- **THE INPUT**

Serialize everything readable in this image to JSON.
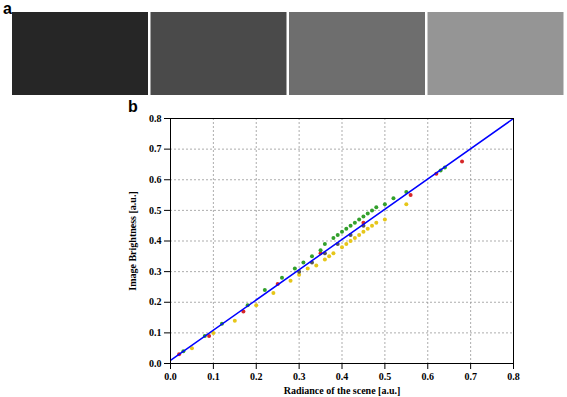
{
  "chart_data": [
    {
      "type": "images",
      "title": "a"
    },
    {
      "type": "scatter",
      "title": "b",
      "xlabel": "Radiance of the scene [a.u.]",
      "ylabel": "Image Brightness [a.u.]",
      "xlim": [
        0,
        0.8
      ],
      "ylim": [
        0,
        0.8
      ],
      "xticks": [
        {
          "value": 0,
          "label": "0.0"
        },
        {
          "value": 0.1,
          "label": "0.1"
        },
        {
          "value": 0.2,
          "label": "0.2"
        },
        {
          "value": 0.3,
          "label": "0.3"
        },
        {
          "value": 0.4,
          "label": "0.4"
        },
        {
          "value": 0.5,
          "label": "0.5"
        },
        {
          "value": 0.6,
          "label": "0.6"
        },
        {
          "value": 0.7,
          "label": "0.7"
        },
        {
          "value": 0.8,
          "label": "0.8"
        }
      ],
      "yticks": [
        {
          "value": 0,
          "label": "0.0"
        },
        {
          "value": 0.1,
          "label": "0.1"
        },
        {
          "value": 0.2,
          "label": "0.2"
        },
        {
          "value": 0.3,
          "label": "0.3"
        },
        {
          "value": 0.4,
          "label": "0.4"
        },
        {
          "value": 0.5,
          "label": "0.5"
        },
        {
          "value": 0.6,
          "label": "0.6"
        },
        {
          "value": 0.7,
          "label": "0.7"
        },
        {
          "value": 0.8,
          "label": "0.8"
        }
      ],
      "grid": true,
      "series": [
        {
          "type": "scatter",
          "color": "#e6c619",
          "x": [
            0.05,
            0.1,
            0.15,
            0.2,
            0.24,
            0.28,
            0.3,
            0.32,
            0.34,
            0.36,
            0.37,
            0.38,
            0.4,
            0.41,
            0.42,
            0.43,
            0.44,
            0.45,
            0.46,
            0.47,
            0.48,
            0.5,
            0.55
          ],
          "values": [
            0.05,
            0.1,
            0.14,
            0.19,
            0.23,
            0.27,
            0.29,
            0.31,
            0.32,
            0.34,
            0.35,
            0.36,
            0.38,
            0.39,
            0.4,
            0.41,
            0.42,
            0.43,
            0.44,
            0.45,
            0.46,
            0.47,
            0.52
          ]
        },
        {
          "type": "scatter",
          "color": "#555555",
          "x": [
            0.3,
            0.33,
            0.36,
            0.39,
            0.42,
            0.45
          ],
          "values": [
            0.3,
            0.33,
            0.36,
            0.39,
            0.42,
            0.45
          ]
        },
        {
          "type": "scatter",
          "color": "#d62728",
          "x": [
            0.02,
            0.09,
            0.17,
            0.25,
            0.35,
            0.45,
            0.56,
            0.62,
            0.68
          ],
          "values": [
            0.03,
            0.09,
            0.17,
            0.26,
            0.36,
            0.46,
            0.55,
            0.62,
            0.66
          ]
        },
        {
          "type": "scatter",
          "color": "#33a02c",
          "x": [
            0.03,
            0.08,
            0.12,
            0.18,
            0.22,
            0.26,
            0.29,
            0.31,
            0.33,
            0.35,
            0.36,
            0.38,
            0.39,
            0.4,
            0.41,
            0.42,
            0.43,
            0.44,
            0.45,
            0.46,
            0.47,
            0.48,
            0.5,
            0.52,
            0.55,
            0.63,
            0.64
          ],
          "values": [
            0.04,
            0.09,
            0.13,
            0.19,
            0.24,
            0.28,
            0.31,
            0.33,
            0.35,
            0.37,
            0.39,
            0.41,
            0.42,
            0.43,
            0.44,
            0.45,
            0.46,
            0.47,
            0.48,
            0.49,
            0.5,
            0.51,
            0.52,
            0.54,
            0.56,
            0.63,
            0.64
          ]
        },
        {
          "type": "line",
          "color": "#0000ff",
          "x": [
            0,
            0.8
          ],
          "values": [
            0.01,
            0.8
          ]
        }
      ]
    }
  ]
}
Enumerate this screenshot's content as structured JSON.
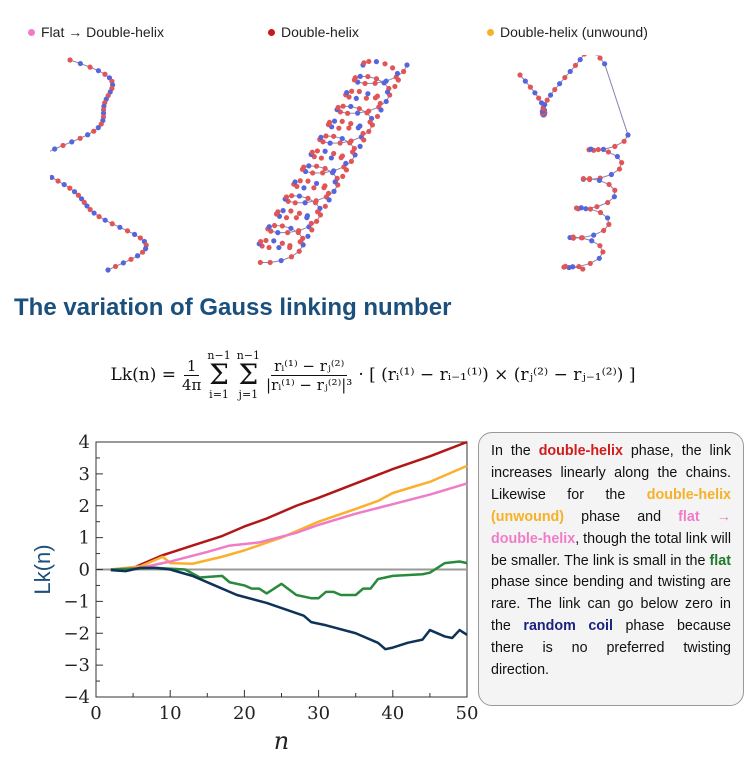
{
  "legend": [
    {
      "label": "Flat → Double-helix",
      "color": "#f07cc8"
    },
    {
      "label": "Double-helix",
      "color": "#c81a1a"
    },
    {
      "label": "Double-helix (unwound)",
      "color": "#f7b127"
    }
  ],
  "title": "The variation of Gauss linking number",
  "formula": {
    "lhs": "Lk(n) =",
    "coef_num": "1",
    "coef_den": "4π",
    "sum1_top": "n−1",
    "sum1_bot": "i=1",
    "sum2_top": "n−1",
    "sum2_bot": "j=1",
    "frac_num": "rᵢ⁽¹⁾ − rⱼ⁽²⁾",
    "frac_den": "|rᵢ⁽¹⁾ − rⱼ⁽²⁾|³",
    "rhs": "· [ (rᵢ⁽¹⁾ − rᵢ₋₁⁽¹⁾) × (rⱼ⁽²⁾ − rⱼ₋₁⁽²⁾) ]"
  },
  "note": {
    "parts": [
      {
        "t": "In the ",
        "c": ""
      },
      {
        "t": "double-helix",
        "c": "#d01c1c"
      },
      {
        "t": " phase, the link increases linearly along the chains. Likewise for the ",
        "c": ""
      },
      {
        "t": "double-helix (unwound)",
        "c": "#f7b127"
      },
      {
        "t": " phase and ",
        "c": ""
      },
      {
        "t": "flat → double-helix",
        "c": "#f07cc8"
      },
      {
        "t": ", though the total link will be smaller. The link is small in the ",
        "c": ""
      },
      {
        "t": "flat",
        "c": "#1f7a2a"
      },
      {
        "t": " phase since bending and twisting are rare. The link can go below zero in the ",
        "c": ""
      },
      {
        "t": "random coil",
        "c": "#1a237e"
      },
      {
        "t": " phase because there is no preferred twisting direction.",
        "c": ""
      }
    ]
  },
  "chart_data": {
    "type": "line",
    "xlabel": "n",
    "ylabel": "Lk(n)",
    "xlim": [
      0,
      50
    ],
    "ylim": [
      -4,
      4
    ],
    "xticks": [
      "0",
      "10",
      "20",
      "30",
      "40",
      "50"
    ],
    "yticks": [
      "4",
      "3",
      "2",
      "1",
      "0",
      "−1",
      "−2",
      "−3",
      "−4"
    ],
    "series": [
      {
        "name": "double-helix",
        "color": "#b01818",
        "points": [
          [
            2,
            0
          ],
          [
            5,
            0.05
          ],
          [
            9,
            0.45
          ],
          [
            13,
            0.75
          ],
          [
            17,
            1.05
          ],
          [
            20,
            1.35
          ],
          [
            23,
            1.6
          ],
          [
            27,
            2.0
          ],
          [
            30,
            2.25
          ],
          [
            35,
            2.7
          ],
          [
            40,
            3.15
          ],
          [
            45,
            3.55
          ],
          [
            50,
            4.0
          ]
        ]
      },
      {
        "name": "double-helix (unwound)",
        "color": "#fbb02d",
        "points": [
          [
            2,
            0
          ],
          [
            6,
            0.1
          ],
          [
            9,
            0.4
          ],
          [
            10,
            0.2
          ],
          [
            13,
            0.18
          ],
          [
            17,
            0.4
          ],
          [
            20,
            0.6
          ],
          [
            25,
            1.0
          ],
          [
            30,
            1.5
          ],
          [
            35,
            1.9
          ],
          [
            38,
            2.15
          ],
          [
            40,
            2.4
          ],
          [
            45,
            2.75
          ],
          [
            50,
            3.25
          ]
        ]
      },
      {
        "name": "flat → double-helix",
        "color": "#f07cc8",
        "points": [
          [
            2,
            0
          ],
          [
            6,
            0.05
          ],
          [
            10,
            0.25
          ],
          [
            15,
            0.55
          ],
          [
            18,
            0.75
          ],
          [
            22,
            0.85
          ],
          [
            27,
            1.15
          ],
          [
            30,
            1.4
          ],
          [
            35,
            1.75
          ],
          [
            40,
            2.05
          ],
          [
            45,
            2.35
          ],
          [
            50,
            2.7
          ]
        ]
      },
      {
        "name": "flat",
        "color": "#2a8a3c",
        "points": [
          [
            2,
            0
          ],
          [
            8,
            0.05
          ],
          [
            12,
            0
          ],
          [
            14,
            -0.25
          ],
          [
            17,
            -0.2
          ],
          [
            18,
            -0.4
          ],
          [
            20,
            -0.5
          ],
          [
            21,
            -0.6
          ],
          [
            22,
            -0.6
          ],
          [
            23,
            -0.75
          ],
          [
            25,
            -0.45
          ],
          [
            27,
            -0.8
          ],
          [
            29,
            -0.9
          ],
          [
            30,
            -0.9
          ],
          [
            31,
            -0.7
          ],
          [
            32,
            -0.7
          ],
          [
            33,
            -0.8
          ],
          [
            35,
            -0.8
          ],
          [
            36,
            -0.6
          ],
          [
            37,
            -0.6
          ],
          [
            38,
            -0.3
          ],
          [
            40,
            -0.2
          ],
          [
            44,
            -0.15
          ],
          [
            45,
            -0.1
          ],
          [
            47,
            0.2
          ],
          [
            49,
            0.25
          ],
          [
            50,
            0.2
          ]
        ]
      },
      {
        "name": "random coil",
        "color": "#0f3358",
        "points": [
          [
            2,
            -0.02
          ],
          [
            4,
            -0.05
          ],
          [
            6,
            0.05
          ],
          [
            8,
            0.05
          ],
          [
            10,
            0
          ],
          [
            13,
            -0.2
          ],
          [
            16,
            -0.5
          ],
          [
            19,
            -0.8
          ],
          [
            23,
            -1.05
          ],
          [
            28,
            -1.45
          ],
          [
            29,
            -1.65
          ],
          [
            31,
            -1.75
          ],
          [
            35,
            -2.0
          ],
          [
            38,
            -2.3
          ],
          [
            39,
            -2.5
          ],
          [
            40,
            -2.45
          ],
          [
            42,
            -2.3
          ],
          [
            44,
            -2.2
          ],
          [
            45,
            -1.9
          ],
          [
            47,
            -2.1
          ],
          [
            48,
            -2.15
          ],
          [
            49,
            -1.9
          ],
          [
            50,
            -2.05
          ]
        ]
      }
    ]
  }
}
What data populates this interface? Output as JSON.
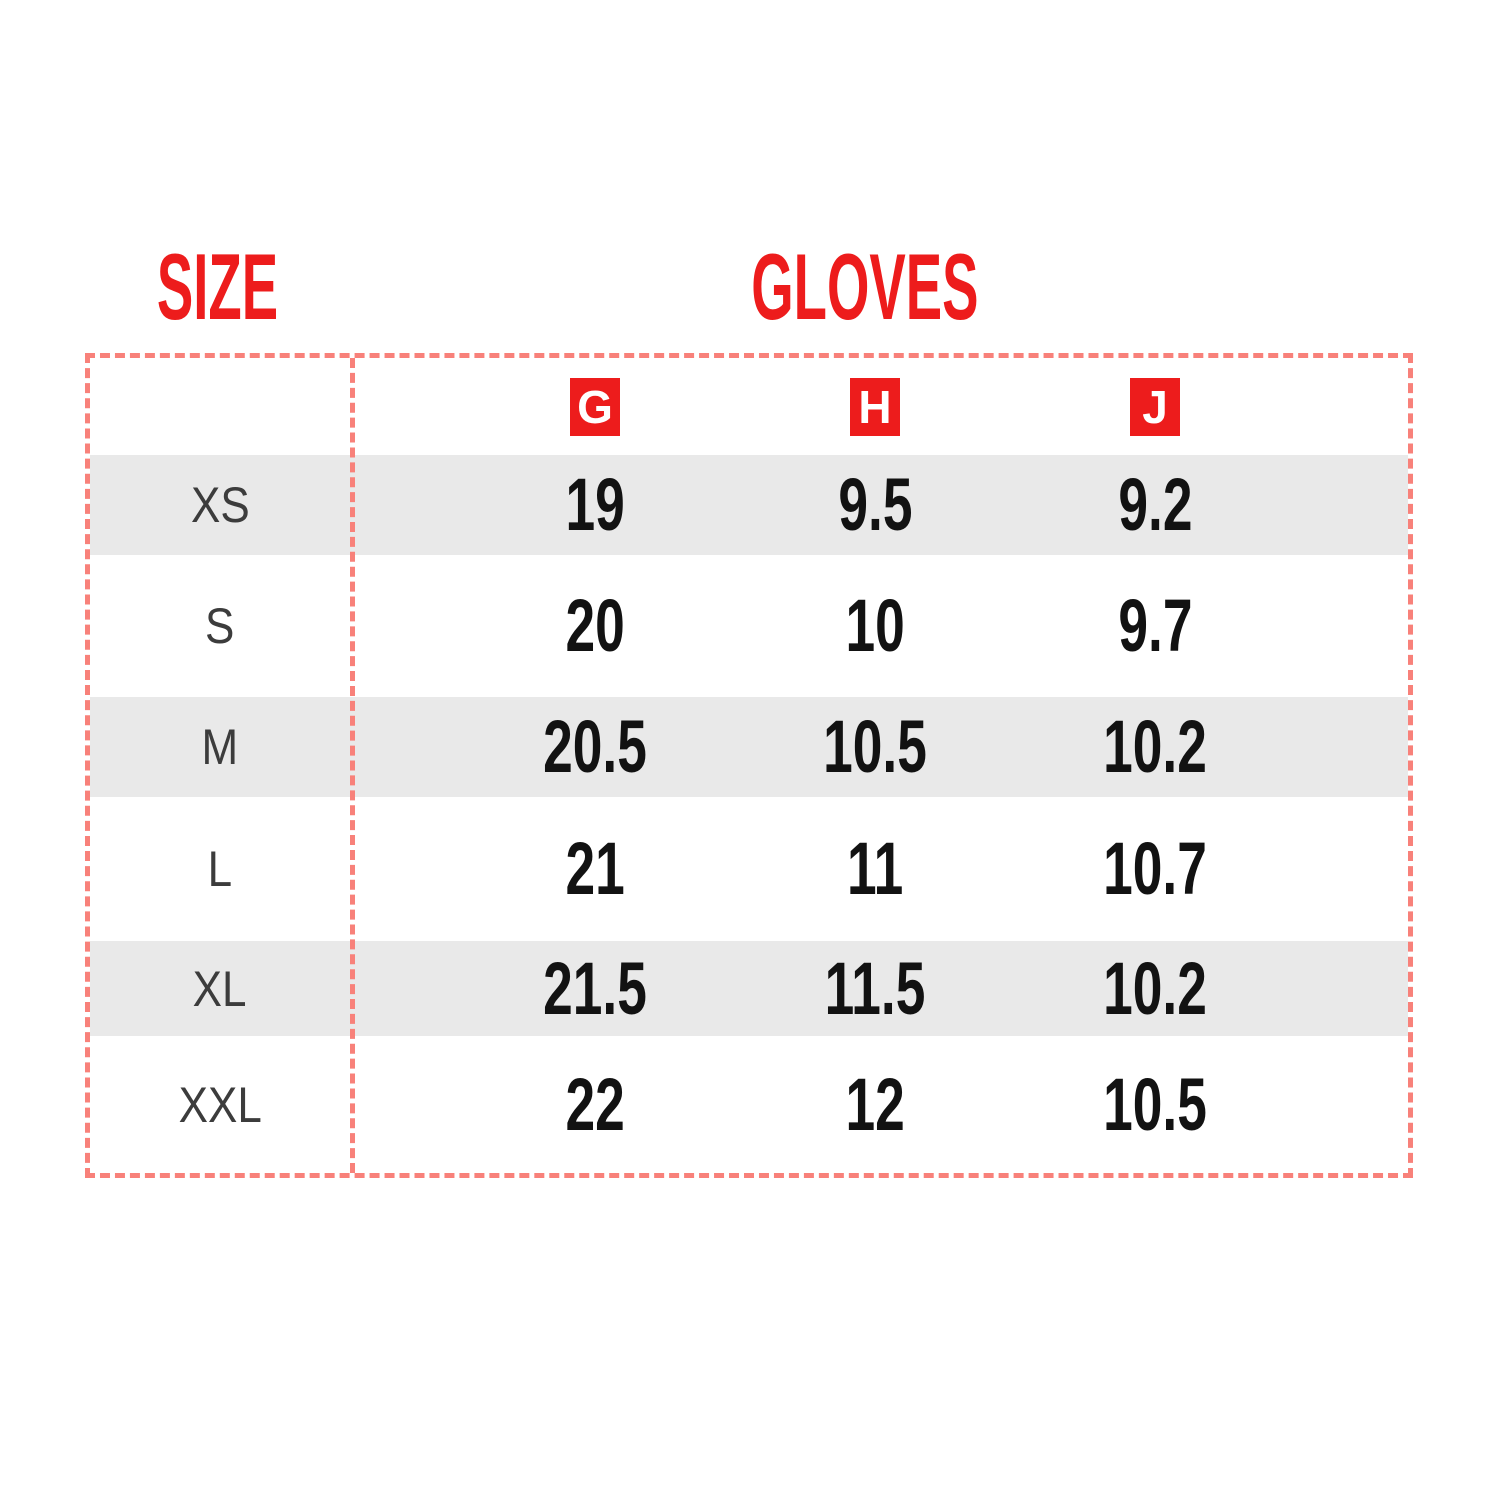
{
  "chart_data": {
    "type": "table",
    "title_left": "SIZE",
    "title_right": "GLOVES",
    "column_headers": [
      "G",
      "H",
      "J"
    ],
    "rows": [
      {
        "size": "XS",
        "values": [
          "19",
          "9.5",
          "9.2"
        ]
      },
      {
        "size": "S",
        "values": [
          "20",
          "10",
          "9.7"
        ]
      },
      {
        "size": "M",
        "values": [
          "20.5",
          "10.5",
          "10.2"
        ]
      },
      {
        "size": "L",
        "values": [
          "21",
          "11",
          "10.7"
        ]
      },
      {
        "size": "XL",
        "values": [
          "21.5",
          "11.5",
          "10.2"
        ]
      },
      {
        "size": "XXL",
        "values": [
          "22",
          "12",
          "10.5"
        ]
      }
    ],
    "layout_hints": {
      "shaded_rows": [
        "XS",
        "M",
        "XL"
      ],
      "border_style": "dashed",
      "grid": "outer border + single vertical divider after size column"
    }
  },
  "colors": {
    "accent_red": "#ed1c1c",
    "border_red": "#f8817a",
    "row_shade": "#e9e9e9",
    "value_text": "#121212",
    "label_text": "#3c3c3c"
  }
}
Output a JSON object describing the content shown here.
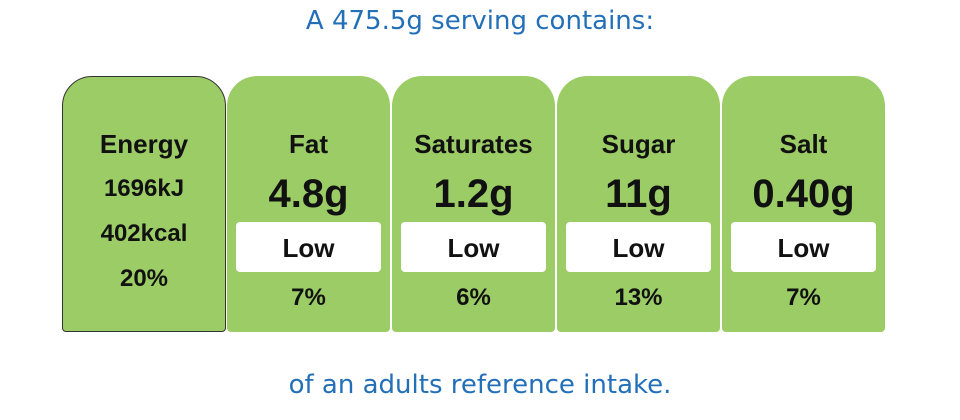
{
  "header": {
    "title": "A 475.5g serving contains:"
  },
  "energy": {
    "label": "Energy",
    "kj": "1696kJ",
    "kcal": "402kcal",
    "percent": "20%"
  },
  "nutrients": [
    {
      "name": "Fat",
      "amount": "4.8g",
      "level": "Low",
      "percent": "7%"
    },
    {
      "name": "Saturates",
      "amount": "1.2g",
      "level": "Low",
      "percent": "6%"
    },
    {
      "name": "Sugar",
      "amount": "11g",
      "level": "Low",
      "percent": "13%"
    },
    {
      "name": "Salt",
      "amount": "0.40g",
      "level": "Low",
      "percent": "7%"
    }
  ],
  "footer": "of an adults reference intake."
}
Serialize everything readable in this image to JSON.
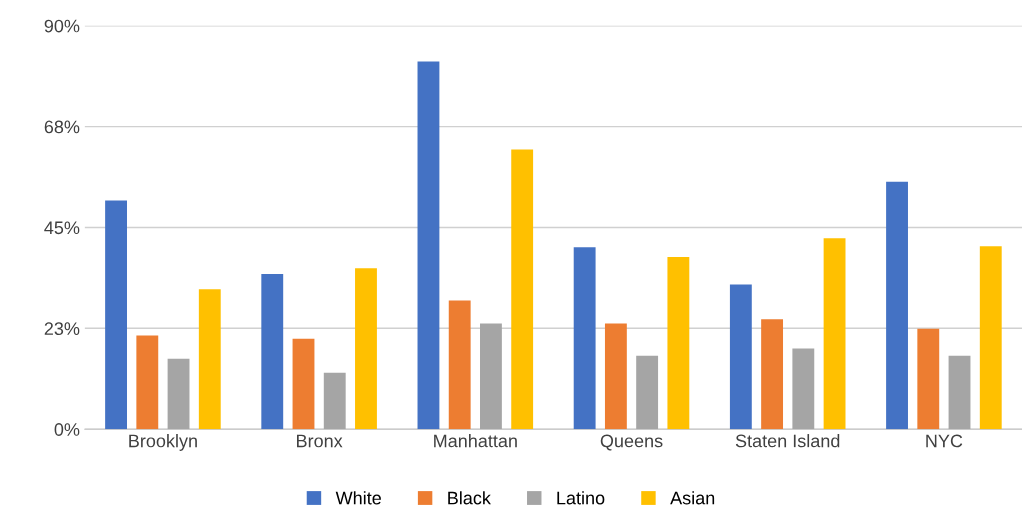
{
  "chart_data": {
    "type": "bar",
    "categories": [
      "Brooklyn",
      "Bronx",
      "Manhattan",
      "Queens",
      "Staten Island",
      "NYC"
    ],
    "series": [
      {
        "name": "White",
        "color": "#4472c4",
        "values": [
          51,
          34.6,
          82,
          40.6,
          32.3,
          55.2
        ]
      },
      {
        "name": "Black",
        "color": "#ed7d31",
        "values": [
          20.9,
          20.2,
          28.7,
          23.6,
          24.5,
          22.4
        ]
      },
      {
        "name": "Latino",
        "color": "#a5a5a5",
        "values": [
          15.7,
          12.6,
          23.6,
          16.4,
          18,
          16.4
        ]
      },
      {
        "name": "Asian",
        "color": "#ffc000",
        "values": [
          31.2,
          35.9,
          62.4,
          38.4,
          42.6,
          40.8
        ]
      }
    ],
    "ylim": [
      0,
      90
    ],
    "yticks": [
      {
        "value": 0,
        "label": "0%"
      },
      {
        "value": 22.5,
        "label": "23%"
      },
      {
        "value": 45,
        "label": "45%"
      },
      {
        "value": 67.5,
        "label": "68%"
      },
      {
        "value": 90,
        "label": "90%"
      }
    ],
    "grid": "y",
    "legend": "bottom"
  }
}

- **SHORT EXERCISE**
Show every line from the entries above in which "xlabel" appears.

- **TASK OUTPUT**
      "xlabel": "Radiance of the scene [a.u.]",
    "xlabel": "n",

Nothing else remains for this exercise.